| Exercise details |
Spot every line with the word "Point" and return it.

| Record excerpts |

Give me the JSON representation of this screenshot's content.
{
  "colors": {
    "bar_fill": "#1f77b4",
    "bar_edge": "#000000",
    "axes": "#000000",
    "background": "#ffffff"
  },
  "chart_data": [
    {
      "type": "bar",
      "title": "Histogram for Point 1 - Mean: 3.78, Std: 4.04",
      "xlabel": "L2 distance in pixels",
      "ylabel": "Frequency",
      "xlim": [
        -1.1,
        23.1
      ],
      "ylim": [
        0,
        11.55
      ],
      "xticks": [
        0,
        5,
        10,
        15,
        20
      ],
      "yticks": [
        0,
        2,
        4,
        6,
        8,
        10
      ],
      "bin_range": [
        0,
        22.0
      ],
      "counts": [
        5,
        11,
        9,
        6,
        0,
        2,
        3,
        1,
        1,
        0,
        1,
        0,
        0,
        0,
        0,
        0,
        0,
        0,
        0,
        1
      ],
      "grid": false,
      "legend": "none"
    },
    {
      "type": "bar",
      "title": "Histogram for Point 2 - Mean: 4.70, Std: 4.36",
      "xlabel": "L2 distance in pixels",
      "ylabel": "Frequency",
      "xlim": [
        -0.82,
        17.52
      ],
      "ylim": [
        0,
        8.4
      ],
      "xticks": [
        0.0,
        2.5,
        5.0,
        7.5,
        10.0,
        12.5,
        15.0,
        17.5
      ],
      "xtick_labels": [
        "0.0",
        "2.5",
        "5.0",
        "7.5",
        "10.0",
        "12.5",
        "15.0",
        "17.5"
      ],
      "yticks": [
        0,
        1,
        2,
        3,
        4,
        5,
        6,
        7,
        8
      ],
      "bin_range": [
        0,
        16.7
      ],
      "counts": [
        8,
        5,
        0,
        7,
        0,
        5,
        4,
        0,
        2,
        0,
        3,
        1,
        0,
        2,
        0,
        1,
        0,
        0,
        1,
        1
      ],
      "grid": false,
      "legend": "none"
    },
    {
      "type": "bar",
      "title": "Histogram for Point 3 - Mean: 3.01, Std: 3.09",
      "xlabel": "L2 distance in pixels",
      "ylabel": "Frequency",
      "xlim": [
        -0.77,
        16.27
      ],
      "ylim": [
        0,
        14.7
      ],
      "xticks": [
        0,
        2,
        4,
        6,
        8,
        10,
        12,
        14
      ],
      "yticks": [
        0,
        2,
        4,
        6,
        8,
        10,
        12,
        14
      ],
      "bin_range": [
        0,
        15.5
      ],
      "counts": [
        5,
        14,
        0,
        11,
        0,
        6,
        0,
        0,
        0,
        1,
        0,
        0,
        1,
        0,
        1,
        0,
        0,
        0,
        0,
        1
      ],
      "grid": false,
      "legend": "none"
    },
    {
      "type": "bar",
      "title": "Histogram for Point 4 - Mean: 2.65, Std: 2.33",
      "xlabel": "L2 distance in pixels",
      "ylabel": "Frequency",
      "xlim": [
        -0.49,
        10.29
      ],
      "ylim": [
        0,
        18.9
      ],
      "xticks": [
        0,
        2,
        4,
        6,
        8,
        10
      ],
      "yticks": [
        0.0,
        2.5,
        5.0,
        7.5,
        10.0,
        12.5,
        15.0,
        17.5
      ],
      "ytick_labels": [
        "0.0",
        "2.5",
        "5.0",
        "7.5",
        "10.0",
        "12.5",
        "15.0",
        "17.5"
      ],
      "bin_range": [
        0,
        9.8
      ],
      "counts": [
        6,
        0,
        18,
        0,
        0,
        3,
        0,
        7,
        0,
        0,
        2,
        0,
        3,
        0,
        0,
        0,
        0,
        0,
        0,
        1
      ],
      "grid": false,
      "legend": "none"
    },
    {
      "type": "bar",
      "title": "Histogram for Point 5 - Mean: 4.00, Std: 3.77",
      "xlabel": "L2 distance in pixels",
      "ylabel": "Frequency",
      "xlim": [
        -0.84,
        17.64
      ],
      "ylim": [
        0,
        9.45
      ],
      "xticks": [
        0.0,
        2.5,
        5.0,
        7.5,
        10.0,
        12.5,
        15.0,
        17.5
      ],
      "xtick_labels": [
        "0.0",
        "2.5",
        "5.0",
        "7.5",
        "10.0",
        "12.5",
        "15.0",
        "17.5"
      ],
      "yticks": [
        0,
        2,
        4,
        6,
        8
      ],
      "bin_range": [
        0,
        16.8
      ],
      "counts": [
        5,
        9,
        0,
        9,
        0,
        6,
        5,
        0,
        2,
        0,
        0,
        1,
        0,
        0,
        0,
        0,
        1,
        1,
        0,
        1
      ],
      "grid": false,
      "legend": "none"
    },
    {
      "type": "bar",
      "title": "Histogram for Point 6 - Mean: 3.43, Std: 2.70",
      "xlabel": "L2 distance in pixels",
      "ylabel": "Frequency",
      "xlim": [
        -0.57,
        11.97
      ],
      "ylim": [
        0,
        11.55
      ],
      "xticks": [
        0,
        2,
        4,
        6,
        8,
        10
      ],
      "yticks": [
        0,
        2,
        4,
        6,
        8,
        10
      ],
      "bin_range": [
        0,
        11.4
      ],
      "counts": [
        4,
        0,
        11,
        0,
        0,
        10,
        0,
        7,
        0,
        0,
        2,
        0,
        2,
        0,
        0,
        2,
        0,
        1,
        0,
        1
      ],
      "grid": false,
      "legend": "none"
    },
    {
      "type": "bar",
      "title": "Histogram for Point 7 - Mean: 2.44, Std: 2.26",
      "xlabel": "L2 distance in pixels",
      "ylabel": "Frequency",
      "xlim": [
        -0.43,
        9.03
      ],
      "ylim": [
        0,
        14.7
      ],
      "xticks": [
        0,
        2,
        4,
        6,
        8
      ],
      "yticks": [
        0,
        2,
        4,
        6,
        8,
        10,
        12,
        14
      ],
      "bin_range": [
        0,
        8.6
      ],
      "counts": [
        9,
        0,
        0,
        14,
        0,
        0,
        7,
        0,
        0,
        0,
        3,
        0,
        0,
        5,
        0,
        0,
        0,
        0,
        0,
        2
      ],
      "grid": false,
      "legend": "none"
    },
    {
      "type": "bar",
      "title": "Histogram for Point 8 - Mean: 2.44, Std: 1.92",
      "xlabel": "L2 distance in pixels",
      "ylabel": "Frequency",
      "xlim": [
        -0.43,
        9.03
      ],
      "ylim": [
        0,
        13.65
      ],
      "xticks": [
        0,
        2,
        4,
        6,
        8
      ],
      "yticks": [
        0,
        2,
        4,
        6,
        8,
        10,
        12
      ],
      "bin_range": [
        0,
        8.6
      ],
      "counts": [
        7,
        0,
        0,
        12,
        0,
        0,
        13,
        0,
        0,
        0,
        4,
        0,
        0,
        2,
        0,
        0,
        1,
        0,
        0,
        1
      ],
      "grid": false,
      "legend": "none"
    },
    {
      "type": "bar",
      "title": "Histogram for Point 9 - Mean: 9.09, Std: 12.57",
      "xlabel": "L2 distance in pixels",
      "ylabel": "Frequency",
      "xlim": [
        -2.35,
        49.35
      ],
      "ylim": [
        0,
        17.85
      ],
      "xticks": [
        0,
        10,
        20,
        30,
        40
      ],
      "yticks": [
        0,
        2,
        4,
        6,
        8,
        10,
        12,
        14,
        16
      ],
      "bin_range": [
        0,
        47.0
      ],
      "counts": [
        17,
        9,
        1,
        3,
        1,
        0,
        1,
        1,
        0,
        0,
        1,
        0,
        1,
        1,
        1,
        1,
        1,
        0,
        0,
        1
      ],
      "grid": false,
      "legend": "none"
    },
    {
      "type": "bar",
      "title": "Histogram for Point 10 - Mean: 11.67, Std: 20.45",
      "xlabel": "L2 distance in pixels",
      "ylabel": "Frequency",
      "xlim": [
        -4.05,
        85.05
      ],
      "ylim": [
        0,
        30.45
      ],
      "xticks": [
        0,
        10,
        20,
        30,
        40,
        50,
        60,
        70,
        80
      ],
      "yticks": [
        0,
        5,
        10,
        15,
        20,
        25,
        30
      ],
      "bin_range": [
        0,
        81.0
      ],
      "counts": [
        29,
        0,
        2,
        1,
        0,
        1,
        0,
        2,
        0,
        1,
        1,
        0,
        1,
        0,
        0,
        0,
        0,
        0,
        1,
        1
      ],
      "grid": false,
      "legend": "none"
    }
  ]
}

| Solved problem |
      "title": "Histogram for Point 1 - Mean: 3.78, Std: 4.04",
      "title": "Histogram for Point 2 - Mean: 4.70, Std: 4.36",
      "title": "Histogram for Point 3 - Mean: 3.01, Std: 3.09",
      "title": "Histogram for Point 4 - Mean: 2.65, Std: 2.33",
      "title": "Histogram for Point 5 - Mean: 4.00, Std: 3.77",
      "title": "Histogram for Point 6 - Mean: 3.43, Std: 2.70",
      "title": "Histogram for Point 7 - Mean: 2.44, Std: 2.26",
      "title": "Histogram for Point 8 - Mean: 2.44, Std: 1.92",
      "title": "Histogram for Point 9 - Mean: 9.09, Std: 12.57",
      "title": "Histogram for Point 10 - Mean: 11.67, Std: 20.45",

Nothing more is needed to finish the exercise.